# Data for processing start
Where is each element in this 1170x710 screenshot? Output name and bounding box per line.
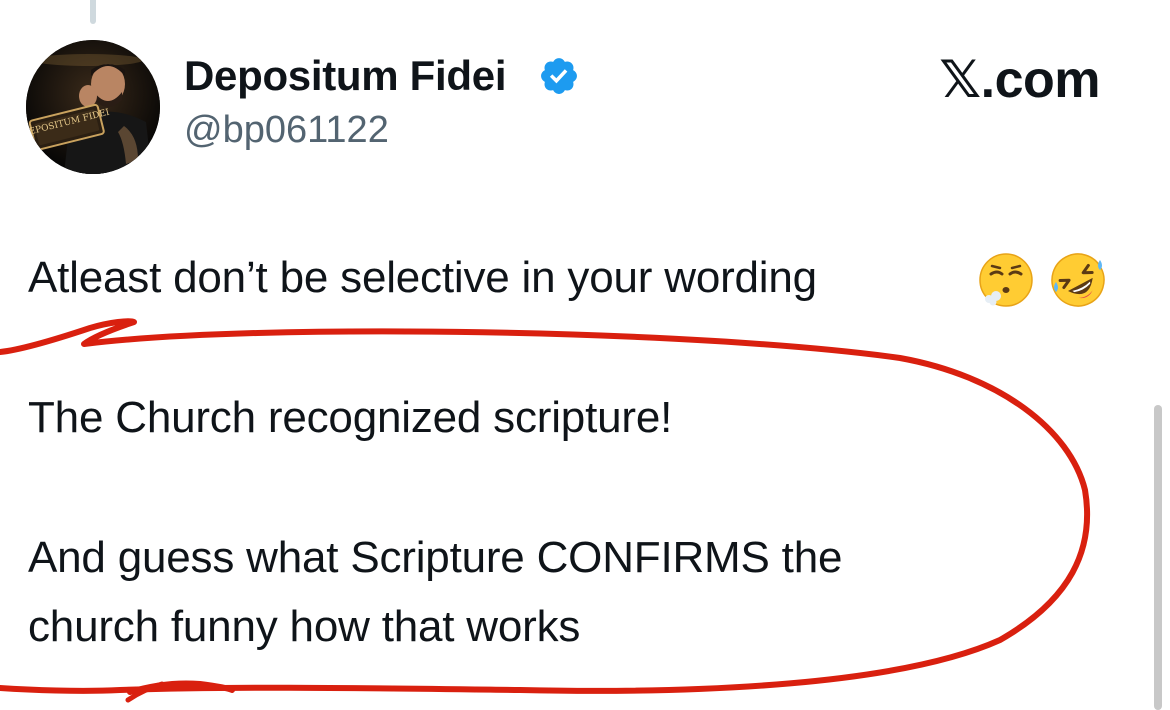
avatar-image xyxy=(26,40,160,174)
author-display-name[interactable]: Depositum Fidei xyxy=(184,51,507,101)
tweet-text-line-4: church funny how that works xyxy=(28,602,581,651)
source-label: 𝕏.com xyxy=(939,51,1100,109)
avatar[interactable]: DEPOSITUM FIDEI xyxy=(26,40,160,174)
author-handle[interactable]: @bp061122 xyxy=(184,106,389,154)
verified-badge-icon xyxy=(541,58,577,94)
thread-connector-line xyxy=(90,0,96,24)
face-exhaling-emoji xyxy=(979,253,1033,307)
rolling-on-floor-laughing-emoji xyxy=(1051,253,1105,307)
scrollbar[interactable] xyxy=(1154,405,1162,710)
tweet-text-line-1: Atleast don’t be selective in your wordi… xyxy=(28,253,817,302)
tweet-text-line-2: The Church recognized scripture! xyxy=(28,393,673,442)
tweet-text-line-3: And guess what Scripture CONFIRMS the xyxy=(28,533,843,582)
# Data for processing end
__Stated goal__: Render every line of the rows above as a JSON list of strings, one string per line, skipping blank lines. Leave the pictures out of the answer.

__Task output__:
[
  "Where is each element in this 1170x710 screenshot? Output name and bounding box per line.",
  "avatar-image xyxy=(26,40,160,174)",
  "author-display-name[interactable]: Depositum Fidei xyxy=(184,51,507,101)",
  "tweet-text-line-4: church funny how that works xyxy=(28,602,581,651)",
  "source-label: 𝕏.com xyxy=(939,51,1100,109)",
  "avatar[interactable]: DEPOSITUM FIDEI xyxy=(26,40,160,174)",
  "author-handle[interactable]: @bp061122 xyxy=(184,106,389,154)",
  "verified-badge-icon xyxy=(541,58,577,94)",
  "thread-connector-line xyxy=(90,0,96,24)",
  "face-exhaling-emoji xyxy=(979,253,1033,307)",
  "rolling-on-floor-laughing-emoji xyxy=(1051,253,1105,307)",
  "scrollbar[interactable] xyxy=(1154,405,1162,710)",
  "tweet-text-line-1: Atleast don’t be selective in your wordi… xyxy=(28,253,817,302)",
  "tweet-text-line-2: The Church recognized scripture! xyxy=(28,393,673,442)",
  "tweet-text-line-3: And guess what Scripture CONFIRMS the xyxy=(28,533,843,582)"
]